DIRECTION>
Keep the pictures out and restate every record exactly.

MATERIALS PROVIDED>
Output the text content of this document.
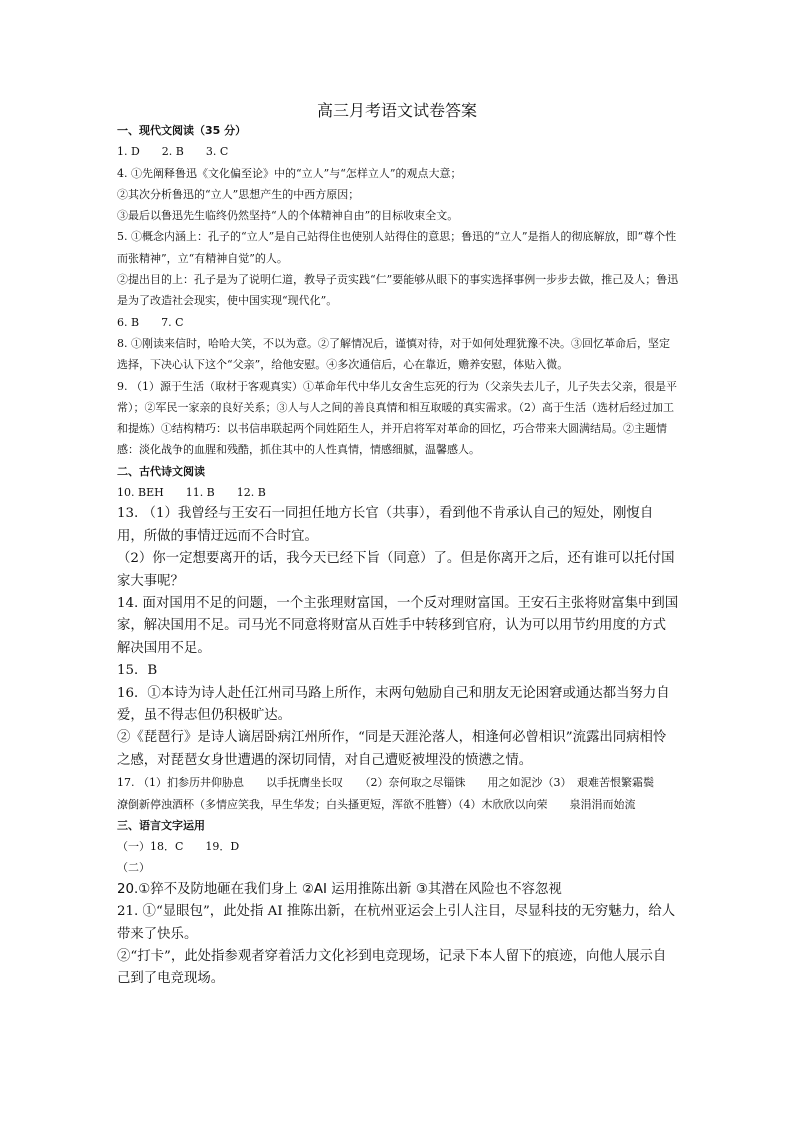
高三月考语文试卷答案

一、现代文阅读（35 分）

1. D　　2. B　　3. C

4. ①先阐释鲁迅《文化偏至论》中的“立人”与“怎样立人”的观点大意；

②其次分析鲁迅的“立人”思想产生的中西方原因；

③最后以鲁迅先生临终仍然坚持“人的个体精神自由”的目标收束全文。

5. ①概念内涵上：孔子的“立人”是自己站得住也使别人站得住的意思；鲁迅的“立人”是指人的彻底解放，即“尊个性而张精神”，立“有精神自觉”的人。

②提出目的上：孔子是为了说明仁道，教导子贡实践“仁”要能够从眼下的事实选择事例一步步去做，推己及人；鲁迅是为了改造社会现实，使中国实现“现代化”。

6. B　　7. C

8. ①刚读来信时，哈哈大笑，不以为意。②了解情况后，谨慎对待，对于如何处理犹豫不决。③回忆革命后，坚定选择，下决心认下这个“父亲”，给他安慰。④多次通信后，心在靠近，赡养安慰，体贴入微。

9. （1）源于生活（取材于客观真实）①革命年代中华儿女舍生忘死的行为（父亲失去儿子，儿子失去父亲，很是平常）；②军民一家亲的良好关系；③人与人之间的善良真情和相互取暖的真实需求。（2）高于生活（选材后经过加工和提炼）①结构精巧：以书信串联起两个同姓陌生人，并开启将军对革命的回忆，巧合带来大圆满结局。②主题情感：淡化战争的血腥和残酷，抓住其中的人性真情，情感细腻，温馨感人。

二、古代诗文阅读

10. BEH　　11. B　　12. B

13. （1）我曾经与王安石一同担任地方长官（共事），看到他不肯承认自己的短处，刚愎自用，所做的事情迂远而不合时宜。

（2）你一定想要离开的话，我今天已经下旨（同意）了。但是你离开之后，还有谁可以托付国家大事呢？

14. 面对国用不足的问题，一个主张理财富国，一个反对理财富国。王安石主张将财富集中到国家，解决国用不足。司马光不同意将财富从百姓手中转移到官府，认为可以用节约用度的方式解决国用不足。

15．B

16．①本诗为诗人赴任江州司马路上所作，末两句勉励自己和朋友无论困窘或通达都当努力自爱，虽不得志但仍积极旷达。

②《琵琶行》是诗人谪居卧病江州所作，“同是天涯沦落人，相逢何必曾相识”流露出同病相怜之感，对琵琶女身世遭遇的深切同情，对自己遭贬被埋没的愤懑之情。

17. （1）扪参历井仰胁息　　以手抚膺坐长叹　　（2）奈何取之尽锱铢　　用之如泥沙（3）　艰难苦恨繁霜鬓　　潦倒新停浊酒杯（多情应笑我，早生华发；白头搔更短，浑欲不胜簪）（4）木欣欣以向荣　　泉涓涓而始流

三、语言文字运用

（一）18．C　　19．D

（二）

20.①猝不及防地砸在我们身上 ②AI 运用推陈出新 ③其潜在风险也不容忽视

21. ①“显眼包”，此处指 AI 推陈出新，在杭州亚运会上引人注目，尽显科技的无穷魅力，给人带来了快乐。

②“打卡”，此处指参观者穿着活力文化衫到电竞现场，记录下本人留下的痕迹，向他人展示自己到了电竞现场。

TASK RESPONSE>
Output the text content of this document.
高三月考语文试卷答案

一、现代文阅读（35 分）

1. D　　2. B　　3. C

4. ①先阐释鲁迅《文化偏至论》中的“立人”与“怎样立人”的观点大意；

②其次分析鲁迅的“立人”思想产生的中西方原因；

③最后以鲁迅先生临终仍然坚持“人的个体精神自由”的目标收束全文。

5. ①概念内涵上：孔子的“立人”是自己站得住也使别人站得住的意思；鲁迅的“立人”是指人的彻底解放，即“尊个性而张精神”，立“有精神自觉”的人。

②提出目的上：孔子是为了说明仁道，教导子贡实践“仁”要能够从眼下的事实选择事例一步步去做，推己及人；鲁迅是为了改造社会现实，使中国实现“现代化”。

6. B　　7. C

8. ①刚读来信时，哈哈大笑，不以为意。②了解情况后，谨慎对待，对于如何处理犹豫不决。③回忆革命后，坚定选择，下决心认下这个“父亲”，给他安慰。④多次通信后，心在靠近，赡养安慰，体贴入微。

9. （1）源于生活（取材于客观真实）①革命年代中华儿女舍生忘死的行为（父亲失去儿子，儿子失去父亲，很是平常）；②军民一家亲的良好关系；③人与人之间的善良真情和相互取暖的真实需求。（2）高于生活（选材后经过加工和提炼）①结构精巧：以书信串联起两个同姓陌生人，并开启将军对革命的回忆，巧合带来大圆满结局。②主题情感：淡化战争的血腥和残酷，抓住其中的人性真情，情感细腻，温馨感人。

二、古代诗文阅读

10. BEH　　11. B　　12. B

13. （1）我曾经与王安石一同担任地方长官（共事），看到他不肯承认自己的短处，刚愎自用，所做的事情迂远而不合时宜。

（2）你一定想要离开的话，我今天已经下旨（同意）了。但是你离开之后，还有谁可以托付国家大事呢？

14. 面对国用不足的问题，一个主张理财富国，一个反对理财富国。王安石主张将财富集中到国家，解决国用不足。司马光不同意将财富从百姓手中转移到官府，认为可以用节约用度的方式解决国用不足。

15．B

16．①本诗为诗人赴任江州司马路上所作，末两句勉励自己和朋友无论困窘或通达都当努力自爱，虽不得志但仍积极旷达。

②《琵琶行》是诗人谪居卧病江州所作，“同是天涯沦落人，相逢何必曾相识”流露出同病相怜之感，对琵琶女身世遭遇的深切同情，对自己遭贬被埋没的愤懑之情。

17. （1）扪参历井仰胁息　　以手抚膺坐长叹　　（2）奈何取之尽锱铢　　用之如泥沙（3）　艰难苦恨繁霜鬓　　潦倒新停浊酒杯（多情应笑我，早生华发；白头搔更短，浑欲不胜簪）（4）木欣欣以向荣　　泉涓涓而始流

三、语言文字运用

（一）18．C　　19．D

（二）

20.①猝不及防地砸在我们身上 ②AI 运用推陈出新 ③其潜在风险也不容忽视

21. ①“显眼包”，此处指 AI 推陈出新，在杭州亚运会上引人注目，尽显科技的无穷魅力，给人带来了快乐。

②“打卡”，此处指参观者穿着活力文化衫到电竞现场，记录下本人留下的痕迹，向他人展示自己到了电竞现场。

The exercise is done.